## What you will do:
Copy out every line of the material below word for word, leaving out the pictures.

# START OF Source data

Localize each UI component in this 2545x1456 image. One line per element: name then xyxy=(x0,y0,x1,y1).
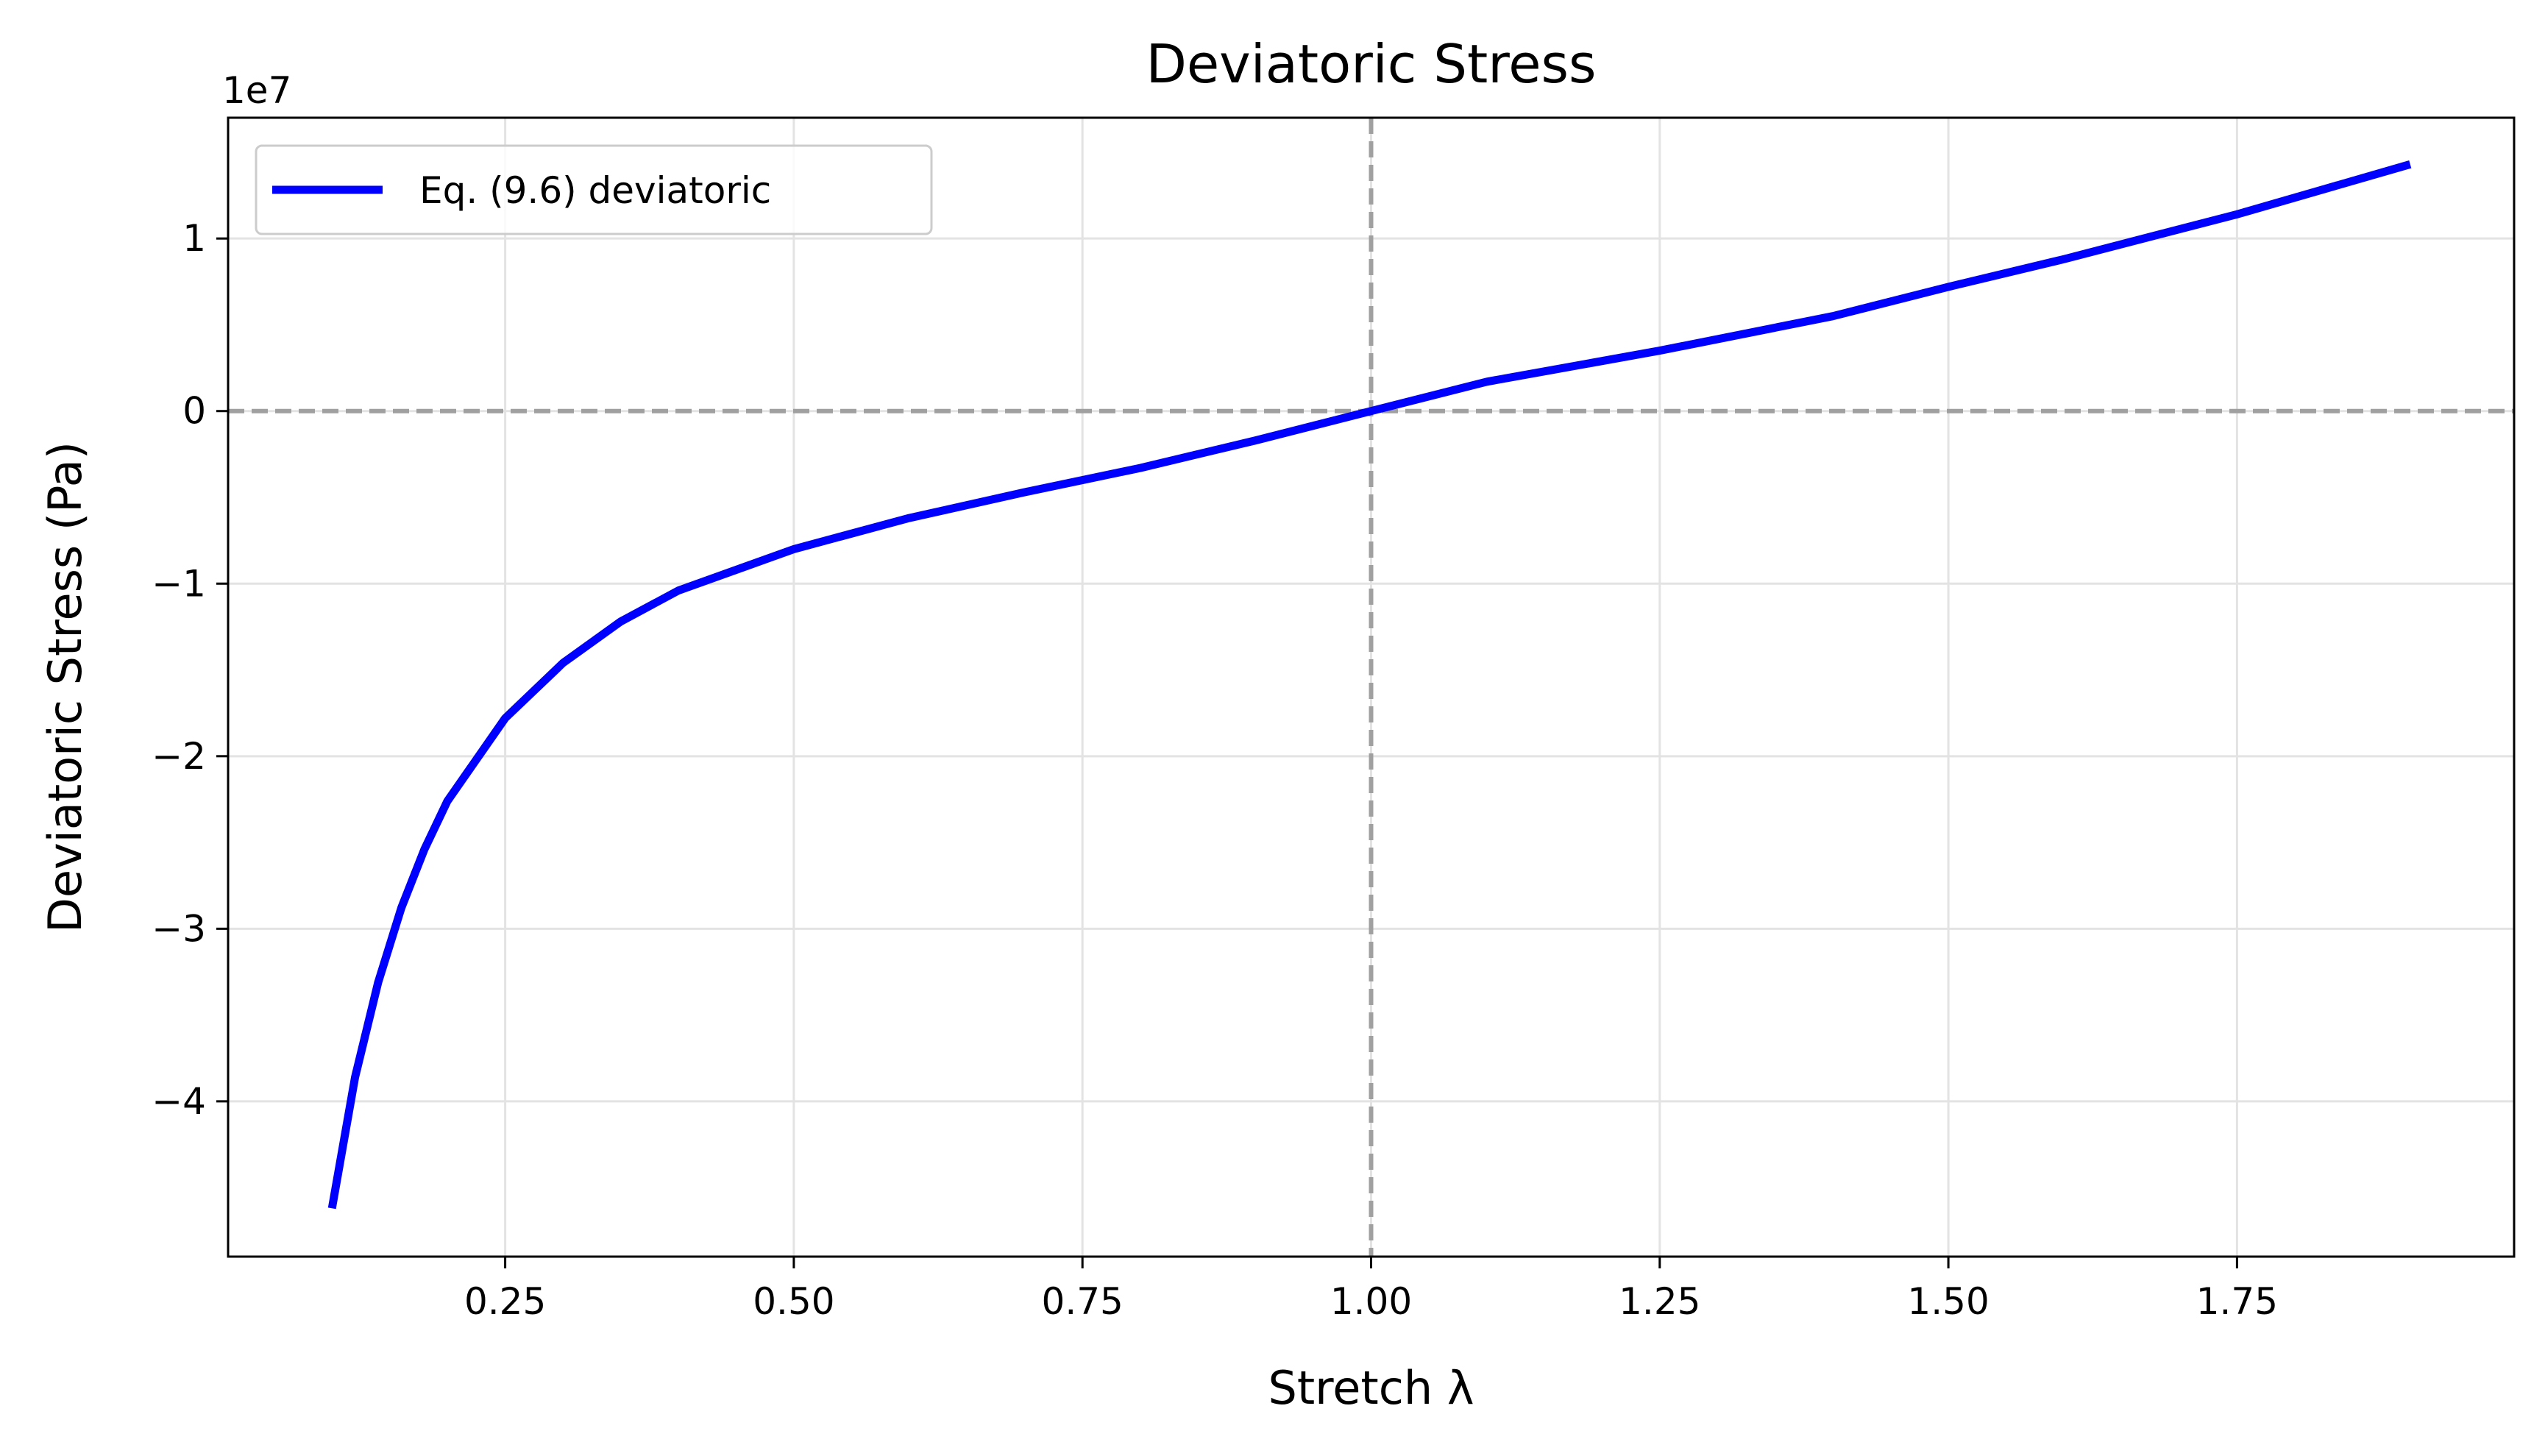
x-tick-label: 1.50 xyxy=(1907,1280,1989,1323)
y-tick-label: −1 xyxy=(152,562,206,605)
data-point xyxy=(377,982,378,983)
data-point xyxy=(401,908,402,909)
x-tick-label: 1.75 xyxy=(2196,1280,2278,1323)
data-point xyxy=(2064,259,2065,260)
data-point xyxy=(1255,440,1256,441)
chart-title: Deviatoric Stress xyxy=(1146,33,1596,95)
y-tick-label: −4 xyxy=(152,1080,206,1123)
x-tick-label: 0.75 xyxy=(1042,1280,1124,1323)
y-tick-label: 1 xyxy=(182,217,206,260)
legend-box xyxy=(255,144,933,235)
legend-label: Eq. (9.6) deviatoric xyxy=(419,169,771,212)
y-axis-label: Deviatoric Stress (Pa) xyxy=(38,441,92,933)
x-tick-label: 1.25 xyxy=(1619,1280,1700,1323)
x-axis-label: Stretch λ xyxy=(1268,1361,1474,1415)
legend: Eq. (9.6) deviatoric xyxy=(255,144,933,235)
y-tick-label: −2 xyxy=(152,735,206,778)
y-axis-offset-label: 1e7 xyxy=(222,69,291,112)
data-point xyxy=(1948,286,1949,287)
data-point xyxy=(1024,491,1025,492)
reference-lines-layer xyxy=(228,118,2514,1257)
data-point xyxy=(620,621,621,622)
data-point xyxy=(1486,381,1487,382)
data-point xyxy=(563,663,564,664)
y-tick-label: 0 xyxy=(182,390,206,433)
data-point xyxy=(424,849,425,850)
x-tick-label: 0.25 xyxy=(464,1280,546,1323)
series-line xyxy=(327,160,2412,1210)
data-point xyxy=(332,1208,333,1209)
data-point xyxy=(793,549,794,550)
data-point xyxy=(447,800,448,801)
x-tick-label: 1.00 xyxy=(1330,1280,1412,1323)
x-tick-label: 0.50 xyxy=(753,1280,834,1323)
tick-layer: 0.25 0.50 0.75 1.00 1.25 1.50 1.75 1 0 −1 −2 −3 −4 xyxy=(152,217,2278,1323)
series-layer xyxy=(327,160,2412,1210)
y-tick-label: −3 xyxy=(152,907,206,950)
data-point xyxy=(1659,350,1660,351)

# END OF Source data

## Finished task:
Localize each UI component in this 2545x1456 image. One line per element: name then xyxy=(x0,y0,x1,y1).
x-tick-label: 1.50 xyxy=(1907,1280,1989,1323)
y-tick-label: −1 xyxy=(152,562,206,605)
data-point xyxy=(377,982,378,983)
data-point xyxy=(401,908,402,909)
x-tick-label: 1.75 xyxy=(2196,1280,2278,1323)
data-point xyxy=(2064,259,2065,260)
data-point xyxy=(1255,440,1256,441)
chart-title: Deviatoric Stress xyxy=(1146,33,1596,95)
y-tick-label: −4 xyxy=(152,1080,206,1123)
x-tick-label: 0.75 xyxy=(1042,1280,1124,1323)
y-tick-label: 1 xyxy=(182,217,206,260)
legend-box xyxy=(255,144,933,235)
legend-label: Eq. (9.6) deviatoric xyxy=(419,169,771,212)
y-axis-label: Deviatoric Stress (Pa) xyxy=(38,441,92,933)
x-tick-label: 1.25 xyxy=(1619,1280,1700,1323)
x-axis-label: Stretch λ xyxy=(1268,1361,1474,1415)
legend: Eq. (9.6) deviatoric xyxy=(255,144,933,235)
y-tick-label: −2 xyxy=(152,735,206,778)
y-axis-offset-label: 1e7 xyxy=(222,69,291,112)
data-point xyxy=(1948,286,1949,287)
data-point xyxy=(1024,491,1025,492)
reference-lines-layer xyxy=(228,118,2514,1257)
data-point xyxy=(620,621,621,622)
data-point xyxy=(1486,381,1487,382)
data-point xyxy=(563,663,564,664)
y-tick-label: 0 xyxy=(182,390,206,433)
data-point xyxy=(424,849,425,850)
x-tick-label: 0.25 xyxy=(464,1280,546,1323)
series-line xyxy=(327,160,2412,1210)
data-point xyxy=(332,1208,333,1209)
data-point xyxy=(793,549,794,550)
data-point xyxy=(447,800,448,801)
x-tick-label: 1.00 xyxy=(1330,1280,1412,1323)
x-tick-label: 0.50 xyxy=(753,1280,834,1323)
tick-layer: 0.25 0.50 0.75 1.00 1.25 1.50 1.75 1 0 −1 −2 −3 −4 xyxy=(152,217,2278,1323)
series-layer xyxy=(327,160,2412,1210)
y-tick-label: −3 xyxy=(152,907,206,950)
data-point xyxy=(1659,350,1660,351)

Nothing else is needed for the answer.